*Given request*:
Return the material below line for line, unchanged.

*Record excerpts*:
───

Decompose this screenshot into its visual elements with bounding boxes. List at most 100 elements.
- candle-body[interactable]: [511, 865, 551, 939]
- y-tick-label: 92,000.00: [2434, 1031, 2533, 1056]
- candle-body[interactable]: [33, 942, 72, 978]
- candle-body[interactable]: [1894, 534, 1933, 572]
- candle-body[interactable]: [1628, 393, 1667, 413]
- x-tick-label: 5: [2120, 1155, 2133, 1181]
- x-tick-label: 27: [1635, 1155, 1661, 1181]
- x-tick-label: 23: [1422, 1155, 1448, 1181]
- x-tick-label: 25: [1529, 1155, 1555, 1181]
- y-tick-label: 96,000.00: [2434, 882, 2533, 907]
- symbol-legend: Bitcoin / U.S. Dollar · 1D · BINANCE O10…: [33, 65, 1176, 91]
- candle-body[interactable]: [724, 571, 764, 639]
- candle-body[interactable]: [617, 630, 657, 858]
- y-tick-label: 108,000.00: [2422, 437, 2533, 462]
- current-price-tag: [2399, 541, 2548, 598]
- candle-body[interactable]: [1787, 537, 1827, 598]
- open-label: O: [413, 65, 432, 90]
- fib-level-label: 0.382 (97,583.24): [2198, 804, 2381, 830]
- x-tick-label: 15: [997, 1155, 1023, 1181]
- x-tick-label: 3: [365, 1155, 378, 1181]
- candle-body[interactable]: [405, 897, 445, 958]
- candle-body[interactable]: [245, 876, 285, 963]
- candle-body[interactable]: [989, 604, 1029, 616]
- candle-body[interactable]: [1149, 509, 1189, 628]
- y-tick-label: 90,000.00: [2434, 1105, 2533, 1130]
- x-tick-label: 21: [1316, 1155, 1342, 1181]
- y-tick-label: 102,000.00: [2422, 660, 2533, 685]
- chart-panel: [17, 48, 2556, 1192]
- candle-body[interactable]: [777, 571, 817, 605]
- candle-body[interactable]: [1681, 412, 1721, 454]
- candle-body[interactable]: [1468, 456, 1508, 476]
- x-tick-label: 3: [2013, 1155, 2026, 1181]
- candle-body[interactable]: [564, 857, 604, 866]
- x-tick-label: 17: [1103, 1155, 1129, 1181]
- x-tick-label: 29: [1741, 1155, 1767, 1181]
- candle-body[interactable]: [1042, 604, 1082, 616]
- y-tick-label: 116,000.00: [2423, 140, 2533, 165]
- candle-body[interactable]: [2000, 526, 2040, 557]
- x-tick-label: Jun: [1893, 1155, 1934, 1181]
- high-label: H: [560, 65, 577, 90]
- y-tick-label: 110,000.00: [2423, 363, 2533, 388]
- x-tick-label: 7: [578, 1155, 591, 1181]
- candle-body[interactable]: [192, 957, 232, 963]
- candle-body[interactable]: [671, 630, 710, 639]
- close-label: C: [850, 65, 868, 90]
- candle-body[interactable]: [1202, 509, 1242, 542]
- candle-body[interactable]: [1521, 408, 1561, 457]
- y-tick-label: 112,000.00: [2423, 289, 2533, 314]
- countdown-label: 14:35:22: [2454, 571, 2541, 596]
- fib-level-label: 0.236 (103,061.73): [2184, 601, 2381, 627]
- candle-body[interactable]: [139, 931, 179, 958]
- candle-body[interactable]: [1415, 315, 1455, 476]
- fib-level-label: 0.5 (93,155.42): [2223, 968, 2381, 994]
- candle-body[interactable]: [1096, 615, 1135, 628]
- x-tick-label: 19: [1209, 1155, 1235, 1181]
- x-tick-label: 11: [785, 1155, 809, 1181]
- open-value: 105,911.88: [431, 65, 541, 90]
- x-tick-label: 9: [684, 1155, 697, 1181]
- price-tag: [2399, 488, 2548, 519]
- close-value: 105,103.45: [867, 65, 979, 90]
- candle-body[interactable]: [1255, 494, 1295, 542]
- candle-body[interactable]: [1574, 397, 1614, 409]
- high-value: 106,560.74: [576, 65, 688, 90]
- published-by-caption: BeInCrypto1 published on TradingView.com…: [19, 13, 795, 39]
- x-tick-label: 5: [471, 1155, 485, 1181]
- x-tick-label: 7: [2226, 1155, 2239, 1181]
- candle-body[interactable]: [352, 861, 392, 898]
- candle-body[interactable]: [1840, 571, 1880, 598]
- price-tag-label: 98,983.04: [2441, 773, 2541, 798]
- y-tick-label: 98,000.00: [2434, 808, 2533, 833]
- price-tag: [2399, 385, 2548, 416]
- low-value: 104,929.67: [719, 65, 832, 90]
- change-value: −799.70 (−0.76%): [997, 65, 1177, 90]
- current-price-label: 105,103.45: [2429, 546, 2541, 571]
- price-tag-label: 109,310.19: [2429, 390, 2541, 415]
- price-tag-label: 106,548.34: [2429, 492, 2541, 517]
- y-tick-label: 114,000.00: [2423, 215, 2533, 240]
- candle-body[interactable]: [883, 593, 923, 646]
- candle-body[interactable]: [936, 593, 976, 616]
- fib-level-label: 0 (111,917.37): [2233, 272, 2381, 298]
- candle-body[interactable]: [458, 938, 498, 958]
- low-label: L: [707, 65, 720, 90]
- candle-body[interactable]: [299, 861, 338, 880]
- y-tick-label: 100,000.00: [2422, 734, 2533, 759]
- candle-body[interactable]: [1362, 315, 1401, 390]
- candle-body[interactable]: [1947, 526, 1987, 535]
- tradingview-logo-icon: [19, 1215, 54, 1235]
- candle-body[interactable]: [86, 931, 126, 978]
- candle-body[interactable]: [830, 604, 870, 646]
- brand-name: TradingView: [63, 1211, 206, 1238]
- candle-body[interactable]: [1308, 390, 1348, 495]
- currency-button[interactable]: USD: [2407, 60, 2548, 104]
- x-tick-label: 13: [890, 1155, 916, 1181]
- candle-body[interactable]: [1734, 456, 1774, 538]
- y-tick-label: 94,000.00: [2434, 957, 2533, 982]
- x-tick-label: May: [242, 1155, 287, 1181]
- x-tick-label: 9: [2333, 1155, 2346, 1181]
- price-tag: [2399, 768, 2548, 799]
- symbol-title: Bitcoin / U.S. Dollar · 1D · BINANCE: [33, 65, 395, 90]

───

*Result of the task*:
Decompose this screenshot into its visual elements with bounding boxes. List at most 100 elements.
- candle-body[interactable]: [511, 865, 551, 939]
- y-tick-label: 92,000.00: [2434, 1031, 2533, 1056]
- candle-body[interactable]: [33, 942, 72, 978]
- candle-body[interactable]: [1894, 534, 1933, 572]
- candle-body[interactable]: [1628, 393, 1667, 413]
- x-tick-label: 5: [2120, 1155, 2133, 1181]
- x-tick-label: 27: [1635, 1155, 1661, 1181]
- x-tick-label: 23: [1422, 1155, 1448, 1181]
- x-tick-label: 25: [1529, 1155, 1555, 1181]
- y-tick-label: 96,000.00: [2434, 882, 2533, 907]
- symbol-legend: Bitcoin / U.S. Dollar · 1D · BINANCE O10…: [33, 65, 1176, 91]
- candle-body[interactable]: [724, 571, 764, 639]
- candle-body[interactable]: [617, 630, 657, 858]
- y-tick-label: 108,000.00: [2422, 437, 2533, 462]
- current-price-tag: [2399, 541, 2548, 598]
- candle-body[interactable]: [1787, 537, 1827, 598]
- open-label: O: [413, 65, 432, 90]
- fib-level-label: 0.382 (97,583.24): [2198, 804, 2381, 830]
- x-tick-label: 15: [997, 1155, 1023, 1181]
- x-tick-label: 3: [365, 1155, 378, 1181]
- candle-body[interactable]: [405, 897, 445, 958]
- candle-body[interactable]: [245, 876, 285, 963]
- candle-body[interactable]: [989, 604, 1029, 616]
- candle-body[interactable]: [1149, 509, 1189, 628]
- y-tick-label: 90,000.00: [2434, 1105, 2533, 1130]
- x-tick-label: 21: [1316, 1155, 1342, 1181]
- y-tick-label: 102,000.00: [2422, 660, 2533, 685]
- chart-panel: [17, 48, 2556, 1192]
- candle-body[interactable]: [777, 571, 817, 605]
- candle-body[interactable]: [1681, 412, 1721, 454]
- candle-body[interactable]: [1468, 456, 1508, 476]
- x-tick-label: 3: [2013, 1155, 2026, 1181]
- candle-body[interactable]: [564, 857, 604, 866]
- x-tick-label: 17: [1103, 1155, 1129, 1181]
- x-tick-label: 29: [1741, 1155, 1767, 1181]
- candle-body[interactable]: [1042, 604, 1082, 616]
- y-tick-label: 116,000.00: [2423, 140, 2533, 165]
- candle-body[interactable]: [2000, 526, 2040, 557]
- x-tick-label: Jun: [1893, 1155, 1934, 1181]
- high-label: H: [560, 65, 577, 90]
- y-tick-label: 110,000.00: [2423, 363, 2533, 388]
- x-tick-label: 7: [578, 1155, 591, 1181]
- candle-body[interactable]: [192, 957, 232, 963]
- candle-body[interactable]: [671, 630, 710, 639]
- close-label: C: [850, 65, 868, 90]
- candle-body[interactable]: [1202, 509, 1242, 542]
- candle-body[interactable]: [1521, 408, 1561, 457]
- y-tick-label: 112,000.00: [2423, 289, 2533, 314]
- countdown-label: 14:35:22: [2454, 571, 2541, 596]
- fib-level-label: 0.236 (103,061.73): [2184, 601, 2381, 627]
- candle-body[interactable]: [139, 931, 179, 958]
- candle-body[interactable]: [1415, 315, 1455, 476]
- fib-level-label: 0.5 (93,155.42): [2223, 968, 2381, 994]
- candle-body[interactable]: [1096, 615, 1135, 628]
- x-tick-label: 19: [1209, 1155, 1235, 1181]
- x-tick-label: 11: [785, 1155, 809, 1181]
- open-value: 105,911.88: [431, 65, 541, 90]
- x-tick-label: 9: [684, 1155, 697, 1181]
- price-tag: [2399, 488, 2548, 519]
- close-value: 105,103.45: [867, 65, 979, 90]
- candle-body[interactable]: [1255, 494, 1295, 542]
- candle-body[interactable]: [1574, 397, 1614, 409]
- high-value: 106,560.74: [576, 65, 688, 90]
- published-by-caption: BeInCrypto1 published on TradingView.com…: [19, 13, 795, 39]
- x-tick-label: 5: [471, 1155, 485, 1181]
- x-tick-label: 7: [2226, 1155, 2239, 1181]
- candle-body[interactable]: [352, 861, 392, 898]
- candle-body[interactable]: [1840, 571, 1880, 598]
- price-tag-label: 98,983.04: [2441, 773, 2541, 798]
- y-tick-label: 98,000.00: [2434, 808, 2533, 833]
- price-tag: [2399, 385, 2548, 416]
- low-value: 104,929.67: [719, 65, 832, 90]
- change-value: −799.70 (−0.76%): [997, 65, 1177, 90]
- current-price-label: 105,103.45: [2429, 546, 2541, 571]
- price-tag-label: 109,310.19: [2429, 390, 2541, 415]
- price-tag-label: 106,548.34: [2429, 492, 2541, 517]
- y-tick-label: 114,000.00: [2423, 215, 2533, 240]
- candle-body[interactable]: [883, 593, 923, 646]
- candle-body[interactable]: [936, 593, 976, 616]
- fib-level-label: 0 (111,917.37): [2233, 272, 2381, 298]
- candle-body[interactable]: [458, 938, 498, 958]
- low-label: L: [707, 65, 720, 90]
- candle-body[interactable]: [299, 861, 338, 880]
- y-tick-label: 100,000.00: [2422, 734, 2533, 759]
- candle-body[interactable]: [1362, 315, 1401, 390]
- candle-body[interactable]: [1947, 526, 1987, 535]
- tradingview-logo-icon: [19, 1215, 54, 1235]
- candle-body[interactable]: [86, 931, 126, 978]
- candle-body[interactable]: [830, 604, 870, 646]
- brand-name: TradingView: [63, 1211, 206, 1238]
- candle-body[interactable]: [1308, 390, 1348, 495]
- currency-button[interactable]: USD: [2407, 60, 2548, 104]
- x-tick-label: 13: [890, 1155, 916, 1181]
- candle-body[interactable]: [1734, 456, 1774, 538]
- y-tick-label: 94,000.00: [2434, 957, 2533, 982]
- x-tick-label: May: [242, 1155, 287, 1181]
- x-tick-label: 9: [2333, 1155, 2346, 1181]
- price-tag: [2399, 768, 2548, 799]
- symbol-title: Bitcoin / U.S. Dollar · 1D · BINANCE: [33, 65, 395, 90]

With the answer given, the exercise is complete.